[[ Document section, beginning ]]

Obviously, protecting the natural environment is critical to the future of the game of golf and golf courses, and we all know that environmental leadership in any business sector depends upon the people working in that sector. In the golf industry, golf course superintendents, golf professionals, club managers, and other individuals all have a unique opportunity to demonstrate environmental leadership through their actions on the golf course, providing excellent models for managing golf courses from an environmental perspective. Yet, for nearly ten years, there have been two seemingly competing positions regarding the environmental status of golf courses.
- Many golf courses serve as good examples of protecting wildlife, water, and other natural resources through the environmental leadership by those who manage them.
- Although many golf courses, through the actions of those who manage them, may be making some effort at protecting environmental resources, the relative number is actually pretty small.
So which position is accurate? Is it half full or half empty? While it’s difficult to prove either statement, golf courses that serve as models, and those who take a leadership role in managing them with an eye toward protecting and enhancing the environment, may be measured by participation in voluntary environmental programs.
First, consider one simple number for sake of discussion—12%. That is the percentage of golf courses in the United States enrolled in the Audubon Cooperative Sanctuary Program (ACSP) for Golf Courses. Some use that number as a means to define and celebrate the state of environmental leadership in golf, especially when adding the one hundred-plus newly-built and renovated courses enrolled in the Audubon Signature and Classic programs, respectively. It’s positive, but it also means that 88% of all golf courses in the United States are not currently enrolled and working through the program.
Two questions follow: (1) Is this percent participation rate, from just one voluntary environmental program, an accurate reflection of the state of golf’s environmental game right now? (2) If it is accurate, or somewhere in that range, is that number a positive or negative indicator of the state of the broadergolf sector?
To get to the first question, we have to ask, what, besides participation in the ACSP for Golf Courses, should be added to a formula for identifying environmental leadership in golf. A few years ago, we went through the process of trying to identify other elements. We looked at voluntary programs, tools, award programs, and even environmental seminar participation at conferences—a very loose interpretation of leadership. In the process, we discovered a great deal of “leadership overlap.”
For example, over the past several years, 96-99% of all of the Golf Course Superintendents Association of America’s (GCSAA) Environmental Leadership in Golf Award winners have also been Certified Audubon Cooperative Sanctuary or Certified Audubon Signature Sanctuary program members. Likewise, while there are a number of state and regional programs designed to help golf course staff do a better job of managing environmental impacts, we discovered that a significant percentage of participants in these programs often are also enrolled in an Audubon International program—thus already part of that 12%.
Given this overlap and potential for double-counting, a generous estimate might show that 20% to 30% of all golf courses in the United States are taking at least some voluntary steps to protect the natural environment. This range also seems to be supported by the 2007 Golf Course Environmental Profile Survey produced by the GCSAA. In this national golf course survey, 29% of participants reported that they were involved with one or more of a set of nine different environmental programs or tools. However, 24% of survey respondents stated that they participated in the ACSP for Golf Courses specifically. The actual national average of participation is 12%. In other words, respondents to the survey participated in the ACSP for Golf Courses at twice the rate of the national average. So, some of the numbers still are not crystal clear.

[[ Document section, end ]]

# How to complete this task
Copy the part of the golf environment text that opens with the words containing "- Many golf" and closes with "voluntary environmental programs.", putting "golf facilities" in place of "golf courses" throughout.

[[ Information provided, beginning ]]

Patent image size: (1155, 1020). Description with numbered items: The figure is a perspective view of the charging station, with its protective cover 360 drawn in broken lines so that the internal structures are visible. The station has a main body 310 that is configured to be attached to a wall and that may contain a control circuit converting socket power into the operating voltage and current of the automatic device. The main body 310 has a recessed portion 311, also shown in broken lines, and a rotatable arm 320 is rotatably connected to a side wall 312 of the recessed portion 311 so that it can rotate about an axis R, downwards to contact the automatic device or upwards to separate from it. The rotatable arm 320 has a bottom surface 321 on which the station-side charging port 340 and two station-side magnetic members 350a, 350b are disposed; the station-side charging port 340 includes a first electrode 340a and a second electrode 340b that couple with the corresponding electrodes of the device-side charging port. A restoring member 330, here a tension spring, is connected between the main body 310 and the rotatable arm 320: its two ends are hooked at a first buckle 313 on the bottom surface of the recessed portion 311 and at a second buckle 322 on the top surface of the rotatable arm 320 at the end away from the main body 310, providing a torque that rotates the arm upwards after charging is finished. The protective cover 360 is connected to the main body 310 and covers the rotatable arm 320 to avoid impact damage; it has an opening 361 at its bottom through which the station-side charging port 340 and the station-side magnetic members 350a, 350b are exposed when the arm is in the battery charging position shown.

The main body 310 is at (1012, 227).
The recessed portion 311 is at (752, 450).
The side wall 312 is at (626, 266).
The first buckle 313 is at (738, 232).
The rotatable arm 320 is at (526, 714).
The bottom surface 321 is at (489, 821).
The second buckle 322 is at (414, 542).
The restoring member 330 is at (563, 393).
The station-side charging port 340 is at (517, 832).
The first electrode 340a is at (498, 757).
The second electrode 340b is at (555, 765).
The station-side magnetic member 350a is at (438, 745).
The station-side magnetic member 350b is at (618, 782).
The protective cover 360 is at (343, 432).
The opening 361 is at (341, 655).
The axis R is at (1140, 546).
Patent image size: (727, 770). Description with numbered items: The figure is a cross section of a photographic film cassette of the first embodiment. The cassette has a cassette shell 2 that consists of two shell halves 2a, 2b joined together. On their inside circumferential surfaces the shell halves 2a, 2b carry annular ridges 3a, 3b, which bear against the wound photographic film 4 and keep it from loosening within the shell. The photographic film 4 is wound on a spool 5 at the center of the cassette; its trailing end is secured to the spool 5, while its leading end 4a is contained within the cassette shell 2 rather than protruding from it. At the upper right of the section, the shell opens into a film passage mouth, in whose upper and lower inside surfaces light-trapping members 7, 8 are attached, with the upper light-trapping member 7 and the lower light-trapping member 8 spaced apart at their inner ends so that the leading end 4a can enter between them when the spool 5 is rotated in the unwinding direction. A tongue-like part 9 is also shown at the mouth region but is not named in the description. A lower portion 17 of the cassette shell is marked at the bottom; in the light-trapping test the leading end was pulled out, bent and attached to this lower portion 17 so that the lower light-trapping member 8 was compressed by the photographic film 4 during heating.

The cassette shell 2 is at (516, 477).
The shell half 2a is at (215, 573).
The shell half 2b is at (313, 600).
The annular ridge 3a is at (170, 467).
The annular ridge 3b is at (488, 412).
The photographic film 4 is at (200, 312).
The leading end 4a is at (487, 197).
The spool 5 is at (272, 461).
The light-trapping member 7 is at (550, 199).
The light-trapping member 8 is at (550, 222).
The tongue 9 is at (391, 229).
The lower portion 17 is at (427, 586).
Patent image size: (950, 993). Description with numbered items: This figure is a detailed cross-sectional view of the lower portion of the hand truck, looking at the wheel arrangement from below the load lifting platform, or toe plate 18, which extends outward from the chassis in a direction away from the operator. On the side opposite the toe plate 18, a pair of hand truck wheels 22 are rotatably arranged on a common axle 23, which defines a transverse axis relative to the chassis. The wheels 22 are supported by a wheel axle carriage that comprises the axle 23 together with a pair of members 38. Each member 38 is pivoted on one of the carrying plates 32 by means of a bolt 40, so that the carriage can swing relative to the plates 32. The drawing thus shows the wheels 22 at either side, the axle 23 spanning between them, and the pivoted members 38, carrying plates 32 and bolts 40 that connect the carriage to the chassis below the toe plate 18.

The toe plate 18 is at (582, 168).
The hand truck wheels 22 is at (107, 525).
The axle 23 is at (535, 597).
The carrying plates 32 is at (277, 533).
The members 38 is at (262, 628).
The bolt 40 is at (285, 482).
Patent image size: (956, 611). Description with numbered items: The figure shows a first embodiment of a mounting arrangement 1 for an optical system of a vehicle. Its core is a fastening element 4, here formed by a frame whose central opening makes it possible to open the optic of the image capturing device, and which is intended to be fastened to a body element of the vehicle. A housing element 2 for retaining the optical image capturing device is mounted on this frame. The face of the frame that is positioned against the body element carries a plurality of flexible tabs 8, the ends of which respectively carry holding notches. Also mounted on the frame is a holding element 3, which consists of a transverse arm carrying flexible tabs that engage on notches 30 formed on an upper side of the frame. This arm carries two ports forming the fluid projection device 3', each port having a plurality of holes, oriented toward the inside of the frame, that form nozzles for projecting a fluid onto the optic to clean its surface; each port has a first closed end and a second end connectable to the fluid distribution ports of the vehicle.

[[ Information provided, end ]]

# Response to the exercise
- Many golf facilities serve as good examples of protecting wildlife, water, and other natural resources through the environmental leadership by those who manage them.
- Although many golf facilities, through the actions of those who manage them, may be making some effort at protecting environmental resources, the relative number is actually pretty small.
So which position is accurate? Is it half full or half empty? While it’s difficult to prove either statement, golf facilities that serve as models, and those who take a leadership role in managing them with an eye toward protecting and enhancing the environment, may be measured by participation in voluntary environmental programs.